■ Entries taken from a collection ■
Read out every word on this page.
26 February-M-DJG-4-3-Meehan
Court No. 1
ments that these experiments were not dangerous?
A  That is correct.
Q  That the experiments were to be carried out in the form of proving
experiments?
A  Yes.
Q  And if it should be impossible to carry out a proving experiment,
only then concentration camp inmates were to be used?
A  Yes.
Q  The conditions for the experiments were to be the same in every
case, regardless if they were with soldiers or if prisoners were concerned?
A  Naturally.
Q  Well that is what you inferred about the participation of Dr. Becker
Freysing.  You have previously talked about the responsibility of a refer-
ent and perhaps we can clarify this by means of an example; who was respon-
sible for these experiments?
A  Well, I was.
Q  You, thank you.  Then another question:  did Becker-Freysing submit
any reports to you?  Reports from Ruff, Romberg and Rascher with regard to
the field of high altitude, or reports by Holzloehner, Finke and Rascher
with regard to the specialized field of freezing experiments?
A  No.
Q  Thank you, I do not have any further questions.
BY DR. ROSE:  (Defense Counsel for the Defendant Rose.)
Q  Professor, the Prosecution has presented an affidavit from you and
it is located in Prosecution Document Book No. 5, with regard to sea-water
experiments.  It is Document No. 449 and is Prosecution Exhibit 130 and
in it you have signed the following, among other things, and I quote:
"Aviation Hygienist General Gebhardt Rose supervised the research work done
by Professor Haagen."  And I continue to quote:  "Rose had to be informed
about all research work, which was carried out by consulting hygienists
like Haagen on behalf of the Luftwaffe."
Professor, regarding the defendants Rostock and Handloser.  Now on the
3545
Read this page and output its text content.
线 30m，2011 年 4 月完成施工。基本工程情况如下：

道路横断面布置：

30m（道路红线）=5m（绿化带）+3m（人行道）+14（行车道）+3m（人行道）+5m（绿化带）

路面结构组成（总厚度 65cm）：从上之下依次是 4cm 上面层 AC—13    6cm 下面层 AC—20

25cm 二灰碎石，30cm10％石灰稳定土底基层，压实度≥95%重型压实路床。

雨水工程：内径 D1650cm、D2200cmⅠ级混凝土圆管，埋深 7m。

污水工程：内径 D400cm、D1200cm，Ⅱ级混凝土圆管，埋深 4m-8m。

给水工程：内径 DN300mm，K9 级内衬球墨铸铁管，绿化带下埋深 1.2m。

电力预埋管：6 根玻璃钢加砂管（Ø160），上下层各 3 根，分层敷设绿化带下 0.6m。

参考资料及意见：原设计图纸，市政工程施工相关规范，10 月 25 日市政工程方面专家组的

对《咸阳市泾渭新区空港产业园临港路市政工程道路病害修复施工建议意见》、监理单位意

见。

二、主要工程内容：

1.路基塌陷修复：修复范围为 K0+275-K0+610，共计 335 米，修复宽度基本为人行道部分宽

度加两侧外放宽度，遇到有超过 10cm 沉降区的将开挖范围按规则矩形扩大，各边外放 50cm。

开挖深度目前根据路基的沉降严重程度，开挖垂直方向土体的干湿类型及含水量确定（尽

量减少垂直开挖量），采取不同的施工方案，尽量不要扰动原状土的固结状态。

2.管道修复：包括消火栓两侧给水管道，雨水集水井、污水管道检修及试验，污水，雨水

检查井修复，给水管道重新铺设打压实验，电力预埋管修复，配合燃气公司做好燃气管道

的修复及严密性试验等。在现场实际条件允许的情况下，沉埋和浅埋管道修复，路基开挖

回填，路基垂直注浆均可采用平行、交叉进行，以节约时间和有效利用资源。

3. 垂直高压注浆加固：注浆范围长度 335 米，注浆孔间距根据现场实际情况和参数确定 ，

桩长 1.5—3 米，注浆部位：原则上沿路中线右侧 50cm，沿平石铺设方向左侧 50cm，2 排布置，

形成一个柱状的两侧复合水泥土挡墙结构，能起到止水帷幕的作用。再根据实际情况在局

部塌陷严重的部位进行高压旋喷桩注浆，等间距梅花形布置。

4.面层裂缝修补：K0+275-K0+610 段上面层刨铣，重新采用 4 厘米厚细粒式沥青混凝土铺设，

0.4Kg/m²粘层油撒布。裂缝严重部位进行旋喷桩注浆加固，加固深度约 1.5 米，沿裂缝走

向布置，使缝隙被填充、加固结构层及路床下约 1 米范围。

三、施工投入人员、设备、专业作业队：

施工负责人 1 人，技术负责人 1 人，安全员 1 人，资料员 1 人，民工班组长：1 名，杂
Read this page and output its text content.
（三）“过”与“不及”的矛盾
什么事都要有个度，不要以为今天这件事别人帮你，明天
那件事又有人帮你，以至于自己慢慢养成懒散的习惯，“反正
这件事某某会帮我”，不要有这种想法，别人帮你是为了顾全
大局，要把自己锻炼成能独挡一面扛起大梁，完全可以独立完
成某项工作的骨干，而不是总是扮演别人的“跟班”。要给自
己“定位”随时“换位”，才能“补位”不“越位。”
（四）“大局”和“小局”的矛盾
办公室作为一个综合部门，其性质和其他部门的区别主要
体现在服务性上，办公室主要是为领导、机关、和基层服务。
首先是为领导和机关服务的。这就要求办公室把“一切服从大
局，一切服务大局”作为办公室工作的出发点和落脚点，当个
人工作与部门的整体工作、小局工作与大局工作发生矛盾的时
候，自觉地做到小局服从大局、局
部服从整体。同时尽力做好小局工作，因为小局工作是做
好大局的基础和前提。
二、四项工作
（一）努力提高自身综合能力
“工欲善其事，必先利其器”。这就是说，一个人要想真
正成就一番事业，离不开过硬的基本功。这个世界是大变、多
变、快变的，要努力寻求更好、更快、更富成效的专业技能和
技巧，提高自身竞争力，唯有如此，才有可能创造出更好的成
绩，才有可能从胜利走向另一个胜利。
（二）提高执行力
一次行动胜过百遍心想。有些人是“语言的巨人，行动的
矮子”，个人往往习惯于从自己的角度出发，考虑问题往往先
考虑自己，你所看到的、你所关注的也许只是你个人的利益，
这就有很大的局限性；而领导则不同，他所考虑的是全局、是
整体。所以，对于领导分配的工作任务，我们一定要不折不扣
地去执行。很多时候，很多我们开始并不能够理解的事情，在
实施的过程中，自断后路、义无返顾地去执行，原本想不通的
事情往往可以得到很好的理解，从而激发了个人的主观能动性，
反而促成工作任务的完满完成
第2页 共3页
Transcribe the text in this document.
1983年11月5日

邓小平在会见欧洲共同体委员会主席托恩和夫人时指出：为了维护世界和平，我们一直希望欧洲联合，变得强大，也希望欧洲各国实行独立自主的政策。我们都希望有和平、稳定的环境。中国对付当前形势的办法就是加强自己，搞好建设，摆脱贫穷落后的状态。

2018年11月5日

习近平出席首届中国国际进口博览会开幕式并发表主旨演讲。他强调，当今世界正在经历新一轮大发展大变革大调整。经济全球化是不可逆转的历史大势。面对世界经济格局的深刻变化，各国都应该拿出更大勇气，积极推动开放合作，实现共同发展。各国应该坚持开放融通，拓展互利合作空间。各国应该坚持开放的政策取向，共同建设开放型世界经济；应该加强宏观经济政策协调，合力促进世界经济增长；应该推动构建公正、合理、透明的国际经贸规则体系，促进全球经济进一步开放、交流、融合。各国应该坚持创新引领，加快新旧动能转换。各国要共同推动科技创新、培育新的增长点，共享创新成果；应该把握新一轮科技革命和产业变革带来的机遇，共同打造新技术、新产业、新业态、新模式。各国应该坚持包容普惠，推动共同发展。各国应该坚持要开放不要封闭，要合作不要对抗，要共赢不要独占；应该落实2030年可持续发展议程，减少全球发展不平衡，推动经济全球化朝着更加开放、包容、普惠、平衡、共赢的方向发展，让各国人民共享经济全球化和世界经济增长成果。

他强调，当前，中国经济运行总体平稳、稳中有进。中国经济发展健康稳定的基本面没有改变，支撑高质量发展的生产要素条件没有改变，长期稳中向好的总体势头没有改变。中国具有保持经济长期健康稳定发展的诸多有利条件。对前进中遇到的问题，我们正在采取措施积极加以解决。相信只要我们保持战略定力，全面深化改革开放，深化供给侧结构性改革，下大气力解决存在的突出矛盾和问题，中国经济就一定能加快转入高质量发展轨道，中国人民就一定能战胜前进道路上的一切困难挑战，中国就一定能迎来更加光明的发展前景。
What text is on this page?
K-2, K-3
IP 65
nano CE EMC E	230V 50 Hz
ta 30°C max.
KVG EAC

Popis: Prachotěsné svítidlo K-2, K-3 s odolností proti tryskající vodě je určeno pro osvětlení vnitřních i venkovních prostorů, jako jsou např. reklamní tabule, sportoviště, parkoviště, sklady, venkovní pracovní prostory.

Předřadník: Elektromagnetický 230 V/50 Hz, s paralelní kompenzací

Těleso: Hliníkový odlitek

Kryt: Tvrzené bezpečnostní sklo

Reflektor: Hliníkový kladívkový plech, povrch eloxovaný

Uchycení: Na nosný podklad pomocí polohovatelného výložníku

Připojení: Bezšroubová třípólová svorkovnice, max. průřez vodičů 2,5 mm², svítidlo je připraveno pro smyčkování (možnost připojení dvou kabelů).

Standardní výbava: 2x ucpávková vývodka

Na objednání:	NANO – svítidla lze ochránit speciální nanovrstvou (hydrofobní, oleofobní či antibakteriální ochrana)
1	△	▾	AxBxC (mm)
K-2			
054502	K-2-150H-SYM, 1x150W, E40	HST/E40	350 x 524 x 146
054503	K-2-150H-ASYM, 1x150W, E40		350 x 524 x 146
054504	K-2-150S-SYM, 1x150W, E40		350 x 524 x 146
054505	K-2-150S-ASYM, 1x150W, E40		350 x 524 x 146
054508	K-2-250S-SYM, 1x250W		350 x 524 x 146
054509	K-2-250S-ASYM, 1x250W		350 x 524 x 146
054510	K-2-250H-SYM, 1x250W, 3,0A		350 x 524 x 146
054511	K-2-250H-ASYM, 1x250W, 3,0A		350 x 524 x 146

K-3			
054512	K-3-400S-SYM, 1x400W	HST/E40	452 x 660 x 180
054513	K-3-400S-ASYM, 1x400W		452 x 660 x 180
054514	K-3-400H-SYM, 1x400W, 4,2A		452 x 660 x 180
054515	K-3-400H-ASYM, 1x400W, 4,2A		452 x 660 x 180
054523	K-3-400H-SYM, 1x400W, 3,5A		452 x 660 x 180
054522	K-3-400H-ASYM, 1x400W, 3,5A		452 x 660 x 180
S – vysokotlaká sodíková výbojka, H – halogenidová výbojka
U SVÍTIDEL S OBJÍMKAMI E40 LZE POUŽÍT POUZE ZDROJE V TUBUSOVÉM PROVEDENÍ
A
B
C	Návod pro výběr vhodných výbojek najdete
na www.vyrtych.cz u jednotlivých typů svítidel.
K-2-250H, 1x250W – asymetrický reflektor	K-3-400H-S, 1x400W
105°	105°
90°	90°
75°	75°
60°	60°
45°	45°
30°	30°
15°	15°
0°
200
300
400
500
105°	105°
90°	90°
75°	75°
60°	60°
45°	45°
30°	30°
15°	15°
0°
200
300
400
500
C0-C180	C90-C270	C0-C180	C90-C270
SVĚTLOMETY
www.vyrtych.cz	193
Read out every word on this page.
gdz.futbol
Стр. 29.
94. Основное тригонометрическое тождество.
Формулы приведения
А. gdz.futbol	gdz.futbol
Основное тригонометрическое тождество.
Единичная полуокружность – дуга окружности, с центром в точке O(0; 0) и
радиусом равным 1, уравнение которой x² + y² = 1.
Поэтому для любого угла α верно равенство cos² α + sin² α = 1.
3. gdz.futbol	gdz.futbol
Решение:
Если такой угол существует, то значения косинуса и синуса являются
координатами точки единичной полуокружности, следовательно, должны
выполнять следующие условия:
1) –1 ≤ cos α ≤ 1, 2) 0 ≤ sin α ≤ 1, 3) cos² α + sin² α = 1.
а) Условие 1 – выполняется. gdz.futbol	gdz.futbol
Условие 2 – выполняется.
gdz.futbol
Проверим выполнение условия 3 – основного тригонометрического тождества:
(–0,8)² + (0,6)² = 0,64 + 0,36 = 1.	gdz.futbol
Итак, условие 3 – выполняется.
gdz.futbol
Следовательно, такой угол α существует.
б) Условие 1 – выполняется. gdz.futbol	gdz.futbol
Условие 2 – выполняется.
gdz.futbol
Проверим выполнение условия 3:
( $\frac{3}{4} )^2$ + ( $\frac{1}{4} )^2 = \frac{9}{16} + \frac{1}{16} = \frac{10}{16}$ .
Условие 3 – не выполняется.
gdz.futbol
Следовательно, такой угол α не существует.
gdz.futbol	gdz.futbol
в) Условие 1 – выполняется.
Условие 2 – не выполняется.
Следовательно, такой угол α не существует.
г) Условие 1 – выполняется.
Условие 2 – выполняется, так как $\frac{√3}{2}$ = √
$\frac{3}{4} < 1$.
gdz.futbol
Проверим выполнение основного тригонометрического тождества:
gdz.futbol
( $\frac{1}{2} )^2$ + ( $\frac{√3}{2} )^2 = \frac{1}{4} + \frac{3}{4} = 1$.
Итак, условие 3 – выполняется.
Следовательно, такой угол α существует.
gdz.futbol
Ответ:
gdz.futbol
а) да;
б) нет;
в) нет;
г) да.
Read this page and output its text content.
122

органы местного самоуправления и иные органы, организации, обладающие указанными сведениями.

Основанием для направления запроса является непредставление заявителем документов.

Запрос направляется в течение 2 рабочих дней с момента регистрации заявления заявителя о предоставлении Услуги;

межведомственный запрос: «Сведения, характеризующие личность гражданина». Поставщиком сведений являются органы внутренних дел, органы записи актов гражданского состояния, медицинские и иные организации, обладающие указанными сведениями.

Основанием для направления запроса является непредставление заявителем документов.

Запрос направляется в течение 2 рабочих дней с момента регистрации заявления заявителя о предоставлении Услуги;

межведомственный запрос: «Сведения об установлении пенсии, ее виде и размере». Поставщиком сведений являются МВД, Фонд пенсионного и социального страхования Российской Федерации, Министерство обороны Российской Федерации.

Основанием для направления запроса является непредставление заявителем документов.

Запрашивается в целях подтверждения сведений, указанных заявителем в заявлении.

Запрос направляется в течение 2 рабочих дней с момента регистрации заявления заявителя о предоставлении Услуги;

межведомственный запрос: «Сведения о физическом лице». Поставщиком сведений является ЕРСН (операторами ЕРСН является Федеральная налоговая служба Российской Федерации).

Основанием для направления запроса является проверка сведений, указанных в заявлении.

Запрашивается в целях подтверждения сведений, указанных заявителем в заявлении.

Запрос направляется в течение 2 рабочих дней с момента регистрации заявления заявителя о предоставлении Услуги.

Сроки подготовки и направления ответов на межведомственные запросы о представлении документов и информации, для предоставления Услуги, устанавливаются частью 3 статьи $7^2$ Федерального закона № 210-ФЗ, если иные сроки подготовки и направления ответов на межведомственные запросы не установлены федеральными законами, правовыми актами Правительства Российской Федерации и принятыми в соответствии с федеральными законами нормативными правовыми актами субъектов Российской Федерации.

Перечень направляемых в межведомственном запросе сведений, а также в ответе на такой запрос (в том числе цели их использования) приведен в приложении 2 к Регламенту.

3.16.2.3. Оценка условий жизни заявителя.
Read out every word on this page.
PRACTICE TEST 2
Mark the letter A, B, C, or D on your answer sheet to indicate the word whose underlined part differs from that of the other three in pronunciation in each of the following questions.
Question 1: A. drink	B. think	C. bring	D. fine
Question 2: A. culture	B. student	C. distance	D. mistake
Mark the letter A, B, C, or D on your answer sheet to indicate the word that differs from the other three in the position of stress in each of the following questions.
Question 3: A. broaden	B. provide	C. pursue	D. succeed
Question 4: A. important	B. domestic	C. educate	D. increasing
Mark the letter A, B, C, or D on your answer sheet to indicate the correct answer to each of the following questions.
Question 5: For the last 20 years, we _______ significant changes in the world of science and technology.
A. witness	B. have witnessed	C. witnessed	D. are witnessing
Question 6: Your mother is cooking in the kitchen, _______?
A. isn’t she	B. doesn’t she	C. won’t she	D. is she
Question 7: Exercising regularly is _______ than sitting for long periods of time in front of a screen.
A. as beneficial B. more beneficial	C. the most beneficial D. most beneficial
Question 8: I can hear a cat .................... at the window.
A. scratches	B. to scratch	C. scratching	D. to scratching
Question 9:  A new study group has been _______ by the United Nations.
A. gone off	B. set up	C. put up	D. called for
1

■ Requirement ■
Extract all lines from the material above that include the word "тригонометрическое".

■ The answer ■
94. Основное тригонометрическое тождество.
Основное тригонометрическое тождество.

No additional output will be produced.